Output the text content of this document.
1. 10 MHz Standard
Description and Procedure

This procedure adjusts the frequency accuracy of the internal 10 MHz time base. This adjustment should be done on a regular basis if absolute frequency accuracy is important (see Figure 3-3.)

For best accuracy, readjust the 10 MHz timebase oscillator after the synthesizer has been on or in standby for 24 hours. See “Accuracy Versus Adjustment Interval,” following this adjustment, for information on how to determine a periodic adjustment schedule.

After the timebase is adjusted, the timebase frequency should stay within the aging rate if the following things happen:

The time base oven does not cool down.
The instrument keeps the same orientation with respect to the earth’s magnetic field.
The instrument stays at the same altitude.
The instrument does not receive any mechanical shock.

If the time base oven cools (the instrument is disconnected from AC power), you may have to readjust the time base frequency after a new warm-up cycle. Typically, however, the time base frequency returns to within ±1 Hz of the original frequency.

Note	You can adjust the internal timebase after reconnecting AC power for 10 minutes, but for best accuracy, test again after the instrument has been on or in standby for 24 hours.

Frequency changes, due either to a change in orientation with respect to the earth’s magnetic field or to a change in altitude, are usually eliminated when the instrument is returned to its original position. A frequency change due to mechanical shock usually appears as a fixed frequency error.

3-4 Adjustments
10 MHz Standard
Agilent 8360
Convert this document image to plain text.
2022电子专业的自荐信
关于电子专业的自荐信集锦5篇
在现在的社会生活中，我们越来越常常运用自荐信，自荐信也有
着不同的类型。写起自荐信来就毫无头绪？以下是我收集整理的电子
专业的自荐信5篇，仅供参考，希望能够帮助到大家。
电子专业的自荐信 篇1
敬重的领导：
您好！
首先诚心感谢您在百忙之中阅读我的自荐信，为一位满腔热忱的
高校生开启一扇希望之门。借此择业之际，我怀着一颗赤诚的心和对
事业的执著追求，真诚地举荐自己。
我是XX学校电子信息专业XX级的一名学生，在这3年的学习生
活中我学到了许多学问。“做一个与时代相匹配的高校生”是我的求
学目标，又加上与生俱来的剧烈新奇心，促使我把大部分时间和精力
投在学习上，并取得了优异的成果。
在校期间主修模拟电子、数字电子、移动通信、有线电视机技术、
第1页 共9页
========================================================================
_GIVEN EXERCISE_
Copy out the full material exactly as it appears.

_SOLUTION TO THIS TASK_
Output the text content of this document.
1. 10 MHz Standard
Description and Procedure

This procedure adjusts the frequency accuracy of the internal 10 MHz time base. This adjustment should be done on a regular basis if absolute frequency accuracy is important (see Figure 3-3.)

For best accuracy, readjust the 10 MHz timebase oscillator after the synthesizer has been on or in standby for 24 hours. See “Accuracy Versus Adjustment Interval,” following this adjustment, for information on how to determine a periodic adjustment schedule.

After the timebase is adjusted, the timebase frequency should stay within the aging rate if the following things happen:

The time base oven does not cool down.
The instrument keeps the same orientation with respect to the earth’s magnetic field.
The instrument stays at the same altitude.
The instrument does not receive any mechanical shock.

If the time base oven cools (the instrument is disconnected from AC power), you may have to readjust the time base frequency after a new warm-up cycle. Typically, however, the time base frequency returns to within ±1 Hz of the original frequency.

Note	You can adjust the internal timebase after reconnecting AC power for 10 minutes, but for best accuracy, test again after the instrument has been on or in standby for 24 hours.

Frequency changes, due either to a change in orientation with respect to the earth’s magnetic field or to a change in altitude, are usually eliminated when the instrument is returned to its original position. A frequency change due to mechanical shock usually appears as a fixed frequency error.

3-4 Adjustments
10 MHz Standard
Agilent 8360
Convert this document image to plain text.
2022电子专业的自荐信
关于电子专业的自荐信集锦5篇
在现在的社会生活中，我们越来越常常运用自荐信，自荐信也有
着不同的类型。写起自荐信来就毫无头绪？以下是我收集整理的电子
专业的自荐信5篇，仅供参考，希望能够帮助到大家。
电子专业的自荐信 篇1
敬重的领导：
您好！
首先诚心感谢您在百忙之中阅读我的自荐信，为一位满腔热忱的
高校生开启一扇希望之门。借此择业之际，我怀着一颗赤诚的心和对
事业的执著追求，真诚地举荐自己。
我是XX学校电子信息专业XX级的一名学生，在这3年的学习生
活中我学到了许多学问。“做一个与时代相匹配的高校生”是我的求
学目标，又加上与生俱来的剧烈新奇心，促使我把大部分时间和精力
投在学习上，并取得了优异的成果。
在校期间主修模拟电子、数字电子、移动通信、有线电视机技术、
第1页 共9页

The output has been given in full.